Texto para leitura:

+ + + + +

Estados Unidos, que estão a frente da coalizão anti-EI, esta por trás da ofensiva em Raqqa e Mosul mas vê com desconfiança o ataque a Fallujah. As razões desta diferença são que enquanto no primeiro caso dirige a operação e atua através de aliados mais confiáveis, a operação em Fallujah foi lançada pelo governo iraquiano do primeiro ministro Haider Al Abadi, mas está dirigida pelo Irã, o que aumenta a probabilidade de que a luta contra o EI seja a desculpa para escalar a perseguição contra a minoria sunita.

+ + + + +

Dados fornecidos:
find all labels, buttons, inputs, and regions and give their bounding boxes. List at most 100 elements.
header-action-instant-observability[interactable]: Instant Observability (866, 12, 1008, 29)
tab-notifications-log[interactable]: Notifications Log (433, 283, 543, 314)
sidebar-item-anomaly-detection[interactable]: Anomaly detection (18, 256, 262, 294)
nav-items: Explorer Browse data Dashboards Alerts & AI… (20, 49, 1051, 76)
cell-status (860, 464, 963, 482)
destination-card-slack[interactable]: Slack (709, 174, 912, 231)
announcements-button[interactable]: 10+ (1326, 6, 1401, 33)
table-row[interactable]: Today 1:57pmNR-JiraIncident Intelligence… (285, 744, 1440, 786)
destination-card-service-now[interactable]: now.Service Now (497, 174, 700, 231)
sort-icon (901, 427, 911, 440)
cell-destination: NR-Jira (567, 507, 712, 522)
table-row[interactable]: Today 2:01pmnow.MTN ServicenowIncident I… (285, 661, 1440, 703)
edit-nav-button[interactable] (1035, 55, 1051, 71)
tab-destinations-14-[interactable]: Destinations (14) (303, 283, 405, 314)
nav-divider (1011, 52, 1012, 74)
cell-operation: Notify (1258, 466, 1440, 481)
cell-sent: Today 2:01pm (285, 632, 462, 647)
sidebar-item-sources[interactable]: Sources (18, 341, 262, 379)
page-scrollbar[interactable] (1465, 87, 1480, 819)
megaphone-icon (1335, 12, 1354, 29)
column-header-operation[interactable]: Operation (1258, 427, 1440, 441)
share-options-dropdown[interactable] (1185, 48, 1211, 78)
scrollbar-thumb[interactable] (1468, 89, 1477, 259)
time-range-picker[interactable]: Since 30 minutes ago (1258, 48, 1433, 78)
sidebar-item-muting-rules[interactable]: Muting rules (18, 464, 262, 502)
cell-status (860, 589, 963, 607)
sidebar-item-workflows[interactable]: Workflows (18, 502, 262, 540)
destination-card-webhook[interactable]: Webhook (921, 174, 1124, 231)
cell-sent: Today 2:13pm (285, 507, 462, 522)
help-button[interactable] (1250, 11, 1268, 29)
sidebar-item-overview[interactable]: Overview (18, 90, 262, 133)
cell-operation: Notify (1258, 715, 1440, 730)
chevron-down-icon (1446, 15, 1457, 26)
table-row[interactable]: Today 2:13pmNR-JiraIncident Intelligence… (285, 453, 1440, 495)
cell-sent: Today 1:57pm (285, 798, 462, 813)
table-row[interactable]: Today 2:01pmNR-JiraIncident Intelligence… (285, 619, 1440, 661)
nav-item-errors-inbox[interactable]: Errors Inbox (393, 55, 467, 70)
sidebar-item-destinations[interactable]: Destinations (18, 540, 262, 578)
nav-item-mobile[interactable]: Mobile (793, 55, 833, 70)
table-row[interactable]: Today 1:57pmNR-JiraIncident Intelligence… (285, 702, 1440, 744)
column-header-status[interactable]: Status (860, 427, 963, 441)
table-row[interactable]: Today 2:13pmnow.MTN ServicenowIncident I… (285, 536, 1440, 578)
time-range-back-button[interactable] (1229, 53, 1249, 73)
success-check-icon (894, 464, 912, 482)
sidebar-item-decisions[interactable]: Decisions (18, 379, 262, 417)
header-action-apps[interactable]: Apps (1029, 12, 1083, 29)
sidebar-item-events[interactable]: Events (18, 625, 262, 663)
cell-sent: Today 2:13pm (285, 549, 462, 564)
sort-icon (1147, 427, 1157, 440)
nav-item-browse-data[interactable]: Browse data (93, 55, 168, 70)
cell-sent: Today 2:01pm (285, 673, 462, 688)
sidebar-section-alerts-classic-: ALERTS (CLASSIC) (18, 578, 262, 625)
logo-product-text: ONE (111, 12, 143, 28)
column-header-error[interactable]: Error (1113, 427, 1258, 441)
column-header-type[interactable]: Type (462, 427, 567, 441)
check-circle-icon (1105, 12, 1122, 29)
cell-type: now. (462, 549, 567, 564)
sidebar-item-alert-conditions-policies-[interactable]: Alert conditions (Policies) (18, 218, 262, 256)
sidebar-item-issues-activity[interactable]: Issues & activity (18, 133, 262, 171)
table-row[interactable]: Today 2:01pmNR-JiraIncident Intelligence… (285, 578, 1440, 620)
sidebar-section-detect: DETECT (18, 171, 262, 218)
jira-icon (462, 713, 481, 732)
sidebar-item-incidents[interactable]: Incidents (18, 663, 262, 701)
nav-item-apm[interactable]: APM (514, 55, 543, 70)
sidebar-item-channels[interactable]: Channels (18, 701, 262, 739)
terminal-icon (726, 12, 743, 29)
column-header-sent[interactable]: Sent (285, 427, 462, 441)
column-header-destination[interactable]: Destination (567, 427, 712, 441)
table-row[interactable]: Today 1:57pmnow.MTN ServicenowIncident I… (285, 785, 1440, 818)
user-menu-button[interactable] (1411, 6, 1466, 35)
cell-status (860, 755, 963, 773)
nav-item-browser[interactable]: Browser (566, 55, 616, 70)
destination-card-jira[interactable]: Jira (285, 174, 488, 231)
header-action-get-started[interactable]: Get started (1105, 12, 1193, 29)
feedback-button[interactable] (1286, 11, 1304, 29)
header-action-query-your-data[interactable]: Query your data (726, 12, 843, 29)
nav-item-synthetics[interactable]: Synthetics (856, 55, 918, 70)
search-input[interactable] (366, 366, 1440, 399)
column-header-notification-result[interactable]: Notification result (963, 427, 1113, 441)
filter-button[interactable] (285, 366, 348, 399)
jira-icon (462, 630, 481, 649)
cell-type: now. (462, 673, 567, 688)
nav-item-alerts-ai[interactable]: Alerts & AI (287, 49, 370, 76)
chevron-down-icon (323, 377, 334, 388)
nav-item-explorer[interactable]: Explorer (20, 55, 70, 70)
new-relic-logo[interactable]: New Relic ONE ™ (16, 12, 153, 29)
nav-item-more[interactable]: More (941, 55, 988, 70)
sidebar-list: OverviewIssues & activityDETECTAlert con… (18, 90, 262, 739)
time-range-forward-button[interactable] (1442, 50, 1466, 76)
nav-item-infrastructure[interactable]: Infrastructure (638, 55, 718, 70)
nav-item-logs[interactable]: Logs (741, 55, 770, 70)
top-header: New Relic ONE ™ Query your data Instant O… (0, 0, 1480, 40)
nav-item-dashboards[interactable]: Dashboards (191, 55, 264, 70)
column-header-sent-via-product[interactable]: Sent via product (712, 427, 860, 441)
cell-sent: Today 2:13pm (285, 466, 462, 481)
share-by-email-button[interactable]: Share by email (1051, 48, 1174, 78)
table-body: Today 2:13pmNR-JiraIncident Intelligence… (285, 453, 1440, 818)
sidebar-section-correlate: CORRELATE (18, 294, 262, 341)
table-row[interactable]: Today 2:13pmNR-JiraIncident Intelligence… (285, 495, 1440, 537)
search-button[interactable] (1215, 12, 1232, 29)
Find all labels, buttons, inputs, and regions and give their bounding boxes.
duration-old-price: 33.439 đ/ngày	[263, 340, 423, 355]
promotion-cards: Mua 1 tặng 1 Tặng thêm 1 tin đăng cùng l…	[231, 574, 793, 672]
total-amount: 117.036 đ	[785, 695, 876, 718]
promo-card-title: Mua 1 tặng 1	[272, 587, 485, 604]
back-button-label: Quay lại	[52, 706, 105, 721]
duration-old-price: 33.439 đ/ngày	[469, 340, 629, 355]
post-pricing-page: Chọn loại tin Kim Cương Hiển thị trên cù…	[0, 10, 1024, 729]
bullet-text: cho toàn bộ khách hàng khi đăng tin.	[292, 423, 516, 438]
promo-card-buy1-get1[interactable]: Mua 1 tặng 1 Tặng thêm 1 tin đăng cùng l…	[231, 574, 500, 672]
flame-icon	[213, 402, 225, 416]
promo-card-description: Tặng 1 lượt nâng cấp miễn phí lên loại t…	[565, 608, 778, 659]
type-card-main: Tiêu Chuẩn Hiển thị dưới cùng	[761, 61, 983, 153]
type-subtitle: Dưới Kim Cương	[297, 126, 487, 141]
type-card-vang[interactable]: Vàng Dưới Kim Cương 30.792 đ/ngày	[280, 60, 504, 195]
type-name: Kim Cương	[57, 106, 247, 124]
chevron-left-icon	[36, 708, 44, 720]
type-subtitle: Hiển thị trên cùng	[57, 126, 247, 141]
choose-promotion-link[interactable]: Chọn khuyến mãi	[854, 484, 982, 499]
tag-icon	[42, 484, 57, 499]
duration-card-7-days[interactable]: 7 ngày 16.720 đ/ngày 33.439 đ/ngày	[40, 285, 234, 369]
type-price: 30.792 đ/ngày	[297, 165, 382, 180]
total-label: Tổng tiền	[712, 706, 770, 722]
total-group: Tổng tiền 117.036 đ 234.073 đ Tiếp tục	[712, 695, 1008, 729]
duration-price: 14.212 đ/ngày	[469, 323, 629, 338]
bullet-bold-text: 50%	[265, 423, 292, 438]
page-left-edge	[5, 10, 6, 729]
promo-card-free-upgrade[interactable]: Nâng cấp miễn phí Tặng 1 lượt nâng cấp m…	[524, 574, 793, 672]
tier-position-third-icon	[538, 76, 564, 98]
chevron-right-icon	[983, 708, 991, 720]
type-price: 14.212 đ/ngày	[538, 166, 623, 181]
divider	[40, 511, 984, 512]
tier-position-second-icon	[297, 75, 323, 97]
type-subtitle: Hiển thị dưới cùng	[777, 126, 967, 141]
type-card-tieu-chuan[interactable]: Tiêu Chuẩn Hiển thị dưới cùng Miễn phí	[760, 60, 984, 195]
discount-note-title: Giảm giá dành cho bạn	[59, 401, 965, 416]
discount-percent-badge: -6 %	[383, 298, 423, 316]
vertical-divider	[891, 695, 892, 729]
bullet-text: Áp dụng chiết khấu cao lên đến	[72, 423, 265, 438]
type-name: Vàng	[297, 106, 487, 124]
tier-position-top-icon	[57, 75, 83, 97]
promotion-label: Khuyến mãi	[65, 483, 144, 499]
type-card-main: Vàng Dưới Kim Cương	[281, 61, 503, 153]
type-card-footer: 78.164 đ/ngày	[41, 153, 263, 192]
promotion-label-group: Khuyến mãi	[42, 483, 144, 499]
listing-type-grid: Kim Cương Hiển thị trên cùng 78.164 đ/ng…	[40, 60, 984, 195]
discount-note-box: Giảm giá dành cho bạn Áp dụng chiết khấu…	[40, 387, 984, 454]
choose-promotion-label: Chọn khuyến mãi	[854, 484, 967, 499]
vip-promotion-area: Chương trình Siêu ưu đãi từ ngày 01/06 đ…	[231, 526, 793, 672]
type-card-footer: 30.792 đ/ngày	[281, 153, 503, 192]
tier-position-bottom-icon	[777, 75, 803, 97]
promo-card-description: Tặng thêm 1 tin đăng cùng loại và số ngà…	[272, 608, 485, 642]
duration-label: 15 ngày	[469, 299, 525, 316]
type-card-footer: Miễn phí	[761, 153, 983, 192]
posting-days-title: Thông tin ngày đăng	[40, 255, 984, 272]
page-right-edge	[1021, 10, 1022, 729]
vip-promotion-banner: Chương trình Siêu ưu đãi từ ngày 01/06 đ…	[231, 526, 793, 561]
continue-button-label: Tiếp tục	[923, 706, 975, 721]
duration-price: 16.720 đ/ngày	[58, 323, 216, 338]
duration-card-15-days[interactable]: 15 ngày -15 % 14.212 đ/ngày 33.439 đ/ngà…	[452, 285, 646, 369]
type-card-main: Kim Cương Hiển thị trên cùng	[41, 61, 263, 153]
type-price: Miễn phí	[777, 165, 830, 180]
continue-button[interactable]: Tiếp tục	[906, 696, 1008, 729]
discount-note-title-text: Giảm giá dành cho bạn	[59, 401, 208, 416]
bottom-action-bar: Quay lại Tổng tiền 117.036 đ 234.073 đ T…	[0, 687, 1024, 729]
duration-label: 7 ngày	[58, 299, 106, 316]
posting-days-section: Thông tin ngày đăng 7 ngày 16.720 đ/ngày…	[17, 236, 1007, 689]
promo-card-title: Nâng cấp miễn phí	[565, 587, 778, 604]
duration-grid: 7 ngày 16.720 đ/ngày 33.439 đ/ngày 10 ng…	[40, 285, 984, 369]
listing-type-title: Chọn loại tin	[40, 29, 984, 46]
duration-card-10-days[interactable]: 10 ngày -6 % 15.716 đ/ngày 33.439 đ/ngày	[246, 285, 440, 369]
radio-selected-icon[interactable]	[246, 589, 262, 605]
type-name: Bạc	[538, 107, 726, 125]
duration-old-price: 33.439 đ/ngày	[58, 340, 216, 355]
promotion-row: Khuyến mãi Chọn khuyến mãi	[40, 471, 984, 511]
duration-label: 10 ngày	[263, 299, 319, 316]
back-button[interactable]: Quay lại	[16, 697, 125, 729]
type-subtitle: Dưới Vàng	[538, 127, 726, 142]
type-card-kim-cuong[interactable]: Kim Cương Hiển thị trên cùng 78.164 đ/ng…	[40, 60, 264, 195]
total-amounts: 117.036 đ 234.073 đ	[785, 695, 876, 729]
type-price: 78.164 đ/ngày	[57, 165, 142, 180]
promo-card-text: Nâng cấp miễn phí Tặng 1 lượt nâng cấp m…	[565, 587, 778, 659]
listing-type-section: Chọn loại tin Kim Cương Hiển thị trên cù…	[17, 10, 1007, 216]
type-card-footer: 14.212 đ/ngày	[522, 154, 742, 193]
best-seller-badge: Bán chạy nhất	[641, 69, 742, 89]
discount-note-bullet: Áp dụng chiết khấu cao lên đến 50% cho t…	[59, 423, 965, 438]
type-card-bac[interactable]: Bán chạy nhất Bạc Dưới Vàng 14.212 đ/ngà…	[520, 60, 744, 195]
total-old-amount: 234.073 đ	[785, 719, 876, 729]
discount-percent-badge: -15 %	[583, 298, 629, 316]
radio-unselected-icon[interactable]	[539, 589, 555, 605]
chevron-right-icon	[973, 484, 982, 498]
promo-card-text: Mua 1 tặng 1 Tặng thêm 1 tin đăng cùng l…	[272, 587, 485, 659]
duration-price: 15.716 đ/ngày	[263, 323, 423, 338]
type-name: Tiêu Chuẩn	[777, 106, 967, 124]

+ + + + +

Tarefa A:
Responda, com base no texto sobre as ofensivas contra o EI:
(i) Por trás de quais ofensivas estão os Estados Unidos?
(ii) Qual governo lançou a operação em Fallujah?
(iii) Contra qual minoria a perseguição pode aumentar?
Tarefa B: Continue o texto sobre as ofensivas contra o EI a partir da última frase.

Resposta A:
(i) As ofensivas em Raqqa e Mosul.
(ii) O governo iraquiano do primeiro-ministro Haider Al Abadi.
(iii) A minoria sunita.

Resposta B:
Obama respondeu a esta contradição, por hora, tratando de impor condições mínimas para apoiar com bombardeios aéreos sobre Fallujah que apontam para diminuir a possibilidade de que a retomada da cidade se transforme em um ato de vingança contra a população sunita. Entre as mais importantes, que as milícias iranianas não participem da tomada da cidade e que se mantenha a coalizão que inclui 4.000 combatentes sunitas, em sua grande maioria membros das forças de segurança locais. Apesar de que Abadi prometeu cumprir este “plano de guerra”, já há sinais claros que a recuperação do centro urbano pode transformar-se em um banho de sangue, como mostra os videos onde lideres das milícias xiitas motivam seus combatentes com uma mensagem que promete vingança contra o povo de fallujah, considerado como um “bastião do terrorismo” desde o qual o Estado Islâmico planejou os dois últimos atentados suicidas contra os subúrbios xiitas de Bagdá que deixaram um saldo de 150 civis mortos.

As contradições são praticamente irremediáveis. Em 2012, Fallujah foi o epicentro da rebelião contra o governo central da maioria xiita. A expulsão da minoria sunita do governo e a repressão lançada naquele momento pelo então primeiro ministro Al maliki alimentou o surgimento de grupos insurgentes e empurrou lideres tribais a uma aliança tática com o EI, o que permitiu com que se estabelecesse o controle da cidade antes mesmo do califado.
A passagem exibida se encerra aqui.